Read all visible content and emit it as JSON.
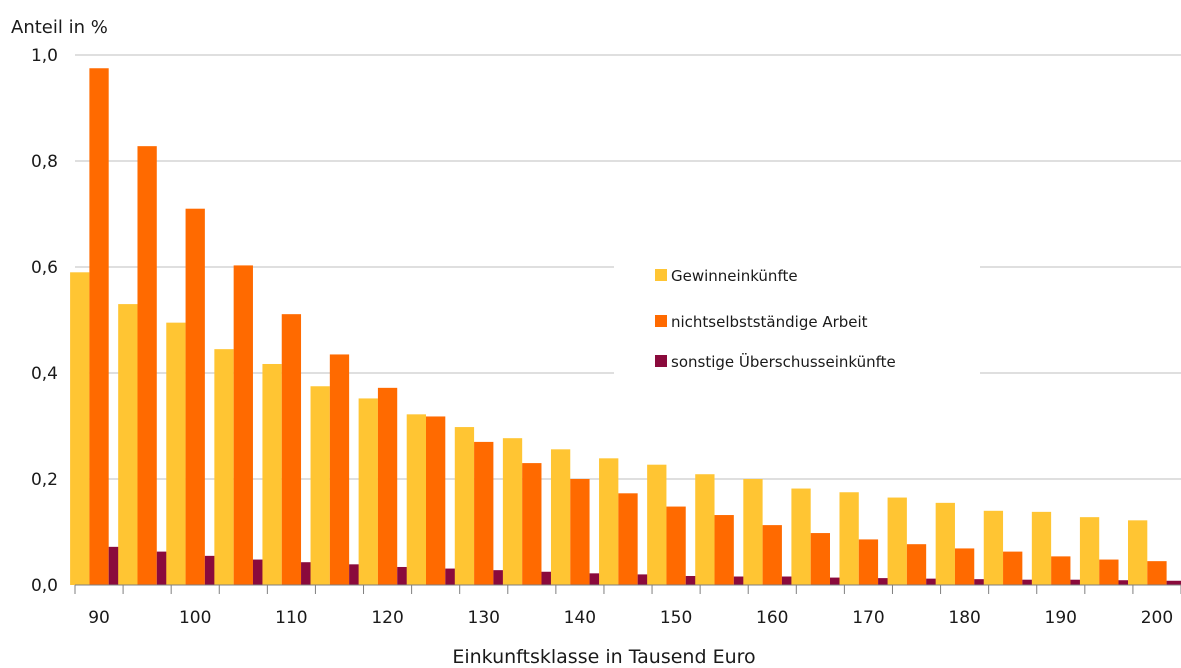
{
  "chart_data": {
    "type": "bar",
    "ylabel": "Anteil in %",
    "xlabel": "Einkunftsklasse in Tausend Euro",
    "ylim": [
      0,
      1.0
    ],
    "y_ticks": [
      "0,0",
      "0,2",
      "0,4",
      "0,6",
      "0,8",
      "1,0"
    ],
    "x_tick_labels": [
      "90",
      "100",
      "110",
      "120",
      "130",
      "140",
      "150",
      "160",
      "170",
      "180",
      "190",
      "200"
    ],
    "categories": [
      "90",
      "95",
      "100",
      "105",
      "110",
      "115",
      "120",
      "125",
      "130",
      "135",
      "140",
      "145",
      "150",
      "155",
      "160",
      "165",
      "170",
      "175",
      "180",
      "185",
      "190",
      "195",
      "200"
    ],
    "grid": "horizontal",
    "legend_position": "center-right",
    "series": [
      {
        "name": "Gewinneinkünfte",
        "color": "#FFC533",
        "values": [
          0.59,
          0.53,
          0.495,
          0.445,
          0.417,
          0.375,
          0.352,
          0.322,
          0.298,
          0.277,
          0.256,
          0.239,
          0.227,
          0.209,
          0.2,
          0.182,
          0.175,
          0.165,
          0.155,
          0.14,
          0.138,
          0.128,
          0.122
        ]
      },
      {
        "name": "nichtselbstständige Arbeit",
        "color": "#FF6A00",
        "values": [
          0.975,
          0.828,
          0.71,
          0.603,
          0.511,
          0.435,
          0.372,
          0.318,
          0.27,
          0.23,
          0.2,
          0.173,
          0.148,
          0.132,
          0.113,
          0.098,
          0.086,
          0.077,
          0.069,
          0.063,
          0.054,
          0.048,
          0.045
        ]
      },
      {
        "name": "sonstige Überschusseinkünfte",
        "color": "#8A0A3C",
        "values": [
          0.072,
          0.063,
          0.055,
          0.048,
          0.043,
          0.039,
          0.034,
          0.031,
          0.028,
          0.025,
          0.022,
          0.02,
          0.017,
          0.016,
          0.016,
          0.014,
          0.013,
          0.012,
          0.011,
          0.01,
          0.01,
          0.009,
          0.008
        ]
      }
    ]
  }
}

WORK TO COMPLETE: Reproduce the whole listing exactly, but not the images in it.

SOLUTION:
Read all visible content and emit it as JSON.
{
  "chart_data": {
    "type": "bar",
    "ylabel": "Anteil in %",
    "xlabel": "Einkunftsklasse in Tausend Euro",
    "ylim": [
      0,
      1.0
    ],
    "y_ticks": [
      "0,0",
      "0,2",
      "0,4",
      "0,6",
      "0,8",
      "1,0"
    ],
    "x_tick_labels": [
      "90",
      "100",
      "110",
      "120",
      "130",
      "140",
      "150",
      "160",
      "170",
      "180",
      "190",
      "200"
    ],
    "categories": [
      "90",
      "95",
      "100",
      "105",
      "110",
      "115",
      "120",
      "125",
      "130",
      "135",
      "140",
      "145",
      "150",
      "155",
      "160",
      "165",
      "170",
      "175",
      "180",
      "185",
      "190",
      "195",
      "200"
    ],
    "grid": "horizontal",
    "legend_position": "center-right",
    "series": [
      {
        "name": "Gewinneinkünfte",
        "color": "#FFC533",
        "values": [
          0.59,
          0.53,
          0.495,
          0.445,
          0.417,
          0.375,
          0.352,
          0.322,
          0.298,
          0.277,
          0.256,
          0.239,
          0.227,
          0.209,
          0.2,
          0.182,
          0.175,
          0.165,
          0.155,
          0.14,
          0.138,
          0.128,
          0.122
        ]
      },
      {
        "name": "nichtselbstständige Arbeit",
        "color": "#FF6A00",
        "values": [
          0.975,
          0.828,
          0.71,
          0.603,
          0.511,
          0.435,
          0.372,
          0.318,
          0.27,
          0.23,
          0.2,
          0.173,
          0.148,
          0.132,
          0.113,
          0.098,
          0.086,
          0.077,
          0.069,
          0.063,
          0.054,
          0.048,
          0.045
        ]
      },
      {
        "name": "sonstige Überschusseinkünfte",
        "color": "#8A0A3C",
        "values": [
          0.072,
          0.063,
          0.055,
          0.048,
          0.043,
          0.039,
          0.034,
          0.031,
          0.028,
          0.025,
          0.022,
          0.02,
          0.017,
          0.016,
          0.016,
          0.014,
          0.013,
          0.012,
          0.011,
          0.01,
          0.01,
          0.009,
          0.008
        ]
      }
    ]
  }
}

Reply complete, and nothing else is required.